───── RECORDS PROVIDED

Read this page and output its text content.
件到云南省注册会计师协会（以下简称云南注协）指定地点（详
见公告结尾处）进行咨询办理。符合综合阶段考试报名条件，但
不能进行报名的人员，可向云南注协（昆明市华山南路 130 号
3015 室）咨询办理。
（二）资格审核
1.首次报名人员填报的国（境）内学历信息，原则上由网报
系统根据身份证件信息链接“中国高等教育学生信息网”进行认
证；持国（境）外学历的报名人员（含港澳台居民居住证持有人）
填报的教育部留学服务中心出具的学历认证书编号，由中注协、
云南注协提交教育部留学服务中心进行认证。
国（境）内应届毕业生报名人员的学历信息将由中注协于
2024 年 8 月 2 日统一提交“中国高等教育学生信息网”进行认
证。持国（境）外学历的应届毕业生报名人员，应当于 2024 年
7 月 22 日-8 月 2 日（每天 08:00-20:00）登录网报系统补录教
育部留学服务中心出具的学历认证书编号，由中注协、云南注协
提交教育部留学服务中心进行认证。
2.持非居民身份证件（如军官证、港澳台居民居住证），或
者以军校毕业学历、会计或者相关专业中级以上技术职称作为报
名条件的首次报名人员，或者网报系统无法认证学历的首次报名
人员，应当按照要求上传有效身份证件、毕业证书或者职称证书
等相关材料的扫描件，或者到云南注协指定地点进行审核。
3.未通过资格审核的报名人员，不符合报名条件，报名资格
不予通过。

──────────

### OBJECTIVE:
Every entry should be printed again exactly as written.

### RESPONSE TO THE TASK:
Read this page and output its text content.
件到云南省注册会计师协会（以下简称云南注协）指定地点（详
见公告结尾处）进行咨询办理。符合综合阶段考试报名条件，但
不能进行报名的人员，可向云南注协（昆明市华山南路 130 号
3015 室）咨询办理。
（二）资格审核
1.首次报名人员填报的国（境）内学历信息，原则上由网报
系统根据身份证件信息链接“中国高等教育学生信息网”进行认
证；持国（境）外学历的报名人员（含港澳台居民居住证持有人）
填报的教育部留学服务中心出具的学历认证书编号，由中注协、
云南注协提交教育部留学服务中心进行认证。
国（境）内应届毕业生报名人员的学历信息将由中注协于
2024 年 8 月 2 日统一提交“中国高等教育学生信息网”进行认
证。持国（境）外学历的应届毕业生报名人员，应当于 2024 年
7 月 22 日-8 月 2 日（每天 08:00-20:00）登录网报系统补录教
育部留学服务中心出具的学历认证书编号，由中注协、云南注协
提交教育部留学服务中心进行认证。
2.持非居民身份证件（如军官证、港澳台居民居住证），或
者以军校毕业学历、会计或者相关专业中级以上技术职称作为报
名条件的首次报名人员，或者网报系统无法认证学历的首次报名
人员，应当按照要求上传有效身份证件、毕业证书或者职称证书
等相关材料的扫描件，或者到云南注协指定地点进行审核。
3.未通过资格审核的报名人员，不符合报名条件，报名资格
不予通过。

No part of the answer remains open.